**Stated problem:**
Go through the entries below and count the lines holding the word "Acquisition". Reply with only the number, please.

**Data to use:**
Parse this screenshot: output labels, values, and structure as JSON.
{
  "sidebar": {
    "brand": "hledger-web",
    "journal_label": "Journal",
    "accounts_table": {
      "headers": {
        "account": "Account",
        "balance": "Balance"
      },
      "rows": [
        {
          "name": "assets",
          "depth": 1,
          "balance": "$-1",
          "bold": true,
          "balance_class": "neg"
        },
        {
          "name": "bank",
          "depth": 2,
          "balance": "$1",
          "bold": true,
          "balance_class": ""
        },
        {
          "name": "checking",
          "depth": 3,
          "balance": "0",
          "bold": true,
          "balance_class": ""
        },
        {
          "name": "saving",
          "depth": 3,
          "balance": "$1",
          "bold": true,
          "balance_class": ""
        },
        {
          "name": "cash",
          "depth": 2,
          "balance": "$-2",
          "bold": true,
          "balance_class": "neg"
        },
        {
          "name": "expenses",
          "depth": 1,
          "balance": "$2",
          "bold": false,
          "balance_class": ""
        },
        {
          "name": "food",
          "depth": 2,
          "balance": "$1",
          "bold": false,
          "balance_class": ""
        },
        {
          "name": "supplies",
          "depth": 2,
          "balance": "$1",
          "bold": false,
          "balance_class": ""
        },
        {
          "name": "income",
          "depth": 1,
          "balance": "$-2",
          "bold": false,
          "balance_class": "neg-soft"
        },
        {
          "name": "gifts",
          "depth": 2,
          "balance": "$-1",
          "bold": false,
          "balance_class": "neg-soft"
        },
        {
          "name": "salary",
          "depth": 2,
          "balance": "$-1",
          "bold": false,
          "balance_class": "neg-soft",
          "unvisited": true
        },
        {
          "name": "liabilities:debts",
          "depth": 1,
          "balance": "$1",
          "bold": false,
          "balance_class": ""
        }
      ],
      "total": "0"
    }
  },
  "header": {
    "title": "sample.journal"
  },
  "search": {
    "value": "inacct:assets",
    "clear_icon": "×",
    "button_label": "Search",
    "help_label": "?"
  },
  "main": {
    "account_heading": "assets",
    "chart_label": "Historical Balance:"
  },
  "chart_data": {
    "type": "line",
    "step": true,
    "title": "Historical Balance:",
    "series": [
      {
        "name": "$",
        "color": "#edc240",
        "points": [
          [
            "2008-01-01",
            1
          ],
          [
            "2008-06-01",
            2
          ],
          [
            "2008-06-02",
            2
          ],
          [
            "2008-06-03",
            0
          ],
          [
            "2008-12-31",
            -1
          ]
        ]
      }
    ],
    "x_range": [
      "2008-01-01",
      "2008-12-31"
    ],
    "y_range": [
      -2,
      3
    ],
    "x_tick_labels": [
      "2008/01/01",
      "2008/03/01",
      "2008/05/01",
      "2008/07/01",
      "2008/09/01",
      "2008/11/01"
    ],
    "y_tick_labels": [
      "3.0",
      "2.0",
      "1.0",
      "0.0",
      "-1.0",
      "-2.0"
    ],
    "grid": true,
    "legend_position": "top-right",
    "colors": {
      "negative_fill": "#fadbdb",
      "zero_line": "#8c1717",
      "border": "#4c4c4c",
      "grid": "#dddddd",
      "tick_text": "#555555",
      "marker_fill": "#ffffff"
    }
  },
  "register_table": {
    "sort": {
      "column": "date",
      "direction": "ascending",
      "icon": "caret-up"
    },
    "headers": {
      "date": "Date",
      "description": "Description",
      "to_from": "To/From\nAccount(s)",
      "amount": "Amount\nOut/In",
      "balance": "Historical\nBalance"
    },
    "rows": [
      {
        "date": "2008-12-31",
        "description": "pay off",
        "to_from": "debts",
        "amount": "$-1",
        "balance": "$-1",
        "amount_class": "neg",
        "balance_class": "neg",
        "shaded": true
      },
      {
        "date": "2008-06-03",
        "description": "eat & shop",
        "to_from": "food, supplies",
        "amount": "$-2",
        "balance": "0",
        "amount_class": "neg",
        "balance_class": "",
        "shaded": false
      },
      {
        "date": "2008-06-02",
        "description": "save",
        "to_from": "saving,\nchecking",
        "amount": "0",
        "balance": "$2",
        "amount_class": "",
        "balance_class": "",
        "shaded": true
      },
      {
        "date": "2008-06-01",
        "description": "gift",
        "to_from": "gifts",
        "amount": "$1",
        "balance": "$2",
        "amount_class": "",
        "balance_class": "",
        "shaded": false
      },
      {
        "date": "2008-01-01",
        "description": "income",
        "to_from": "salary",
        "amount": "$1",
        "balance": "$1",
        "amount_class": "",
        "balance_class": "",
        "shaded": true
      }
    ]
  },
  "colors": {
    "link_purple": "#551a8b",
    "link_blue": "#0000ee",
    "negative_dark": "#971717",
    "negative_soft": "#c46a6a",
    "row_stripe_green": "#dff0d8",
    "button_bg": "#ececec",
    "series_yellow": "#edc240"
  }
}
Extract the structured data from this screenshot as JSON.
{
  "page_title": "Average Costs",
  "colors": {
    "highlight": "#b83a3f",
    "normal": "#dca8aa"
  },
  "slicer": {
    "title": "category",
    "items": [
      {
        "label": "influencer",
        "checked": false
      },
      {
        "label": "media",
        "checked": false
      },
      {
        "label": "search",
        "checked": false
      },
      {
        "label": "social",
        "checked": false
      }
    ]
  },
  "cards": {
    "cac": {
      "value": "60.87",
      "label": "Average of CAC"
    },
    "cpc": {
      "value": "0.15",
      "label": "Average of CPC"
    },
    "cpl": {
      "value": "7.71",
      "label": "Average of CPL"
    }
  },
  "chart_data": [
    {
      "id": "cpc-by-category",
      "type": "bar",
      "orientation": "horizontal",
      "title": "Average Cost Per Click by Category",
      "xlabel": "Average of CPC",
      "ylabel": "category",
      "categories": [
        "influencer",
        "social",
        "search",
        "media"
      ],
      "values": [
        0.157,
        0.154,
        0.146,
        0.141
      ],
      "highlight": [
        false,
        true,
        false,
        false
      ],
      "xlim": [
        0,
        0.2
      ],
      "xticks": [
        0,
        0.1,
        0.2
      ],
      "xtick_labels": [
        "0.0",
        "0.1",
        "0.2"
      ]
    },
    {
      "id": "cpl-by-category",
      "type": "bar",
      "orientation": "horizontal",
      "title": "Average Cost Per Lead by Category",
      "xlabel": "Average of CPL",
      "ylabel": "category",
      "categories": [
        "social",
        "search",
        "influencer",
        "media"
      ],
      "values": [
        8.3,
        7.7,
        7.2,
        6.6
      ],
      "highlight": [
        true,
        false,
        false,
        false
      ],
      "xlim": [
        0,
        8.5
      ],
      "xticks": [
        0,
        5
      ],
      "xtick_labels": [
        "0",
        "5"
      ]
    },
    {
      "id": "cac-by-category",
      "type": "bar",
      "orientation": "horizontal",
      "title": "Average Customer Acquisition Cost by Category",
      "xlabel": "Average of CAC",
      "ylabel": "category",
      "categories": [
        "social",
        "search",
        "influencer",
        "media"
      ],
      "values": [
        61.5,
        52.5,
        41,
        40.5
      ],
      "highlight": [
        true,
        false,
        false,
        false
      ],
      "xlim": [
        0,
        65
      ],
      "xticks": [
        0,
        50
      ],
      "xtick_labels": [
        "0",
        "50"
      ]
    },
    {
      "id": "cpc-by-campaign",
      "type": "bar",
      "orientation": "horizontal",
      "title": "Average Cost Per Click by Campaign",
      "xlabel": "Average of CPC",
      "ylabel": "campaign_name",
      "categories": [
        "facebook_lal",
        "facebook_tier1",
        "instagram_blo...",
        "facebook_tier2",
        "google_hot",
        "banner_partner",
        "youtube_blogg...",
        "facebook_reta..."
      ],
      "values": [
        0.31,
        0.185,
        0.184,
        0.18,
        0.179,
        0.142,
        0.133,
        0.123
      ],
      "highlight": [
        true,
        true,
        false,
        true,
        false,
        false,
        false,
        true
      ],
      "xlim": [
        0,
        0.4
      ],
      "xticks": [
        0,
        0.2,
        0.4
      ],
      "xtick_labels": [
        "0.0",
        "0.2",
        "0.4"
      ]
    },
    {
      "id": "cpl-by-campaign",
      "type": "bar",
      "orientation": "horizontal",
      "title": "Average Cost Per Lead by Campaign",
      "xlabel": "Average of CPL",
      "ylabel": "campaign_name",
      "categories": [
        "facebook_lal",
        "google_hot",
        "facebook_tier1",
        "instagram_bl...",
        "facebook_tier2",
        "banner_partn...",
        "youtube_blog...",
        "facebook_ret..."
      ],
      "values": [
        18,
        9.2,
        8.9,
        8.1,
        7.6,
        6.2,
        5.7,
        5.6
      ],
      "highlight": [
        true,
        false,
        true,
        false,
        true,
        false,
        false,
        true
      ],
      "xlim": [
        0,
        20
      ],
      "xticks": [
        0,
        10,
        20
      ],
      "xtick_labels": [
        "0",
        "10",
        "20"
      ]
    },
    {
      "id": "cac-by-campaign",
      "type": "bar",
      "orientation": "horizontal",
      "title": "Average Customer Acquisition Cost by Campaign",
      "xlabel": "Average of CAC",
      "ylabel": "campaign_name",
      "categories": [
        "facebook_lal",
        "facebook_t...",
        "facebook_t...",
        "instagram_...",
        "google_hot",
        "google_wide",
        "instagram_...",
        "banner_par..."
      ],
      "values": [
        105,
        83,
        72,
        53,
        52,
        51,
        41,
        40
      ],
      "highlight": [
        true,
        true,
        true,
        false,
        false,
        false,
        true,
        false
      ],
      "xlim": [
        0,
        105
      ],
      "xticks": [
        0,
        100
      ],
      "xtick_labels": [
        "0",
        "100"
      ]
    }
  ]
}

**Output below:**
2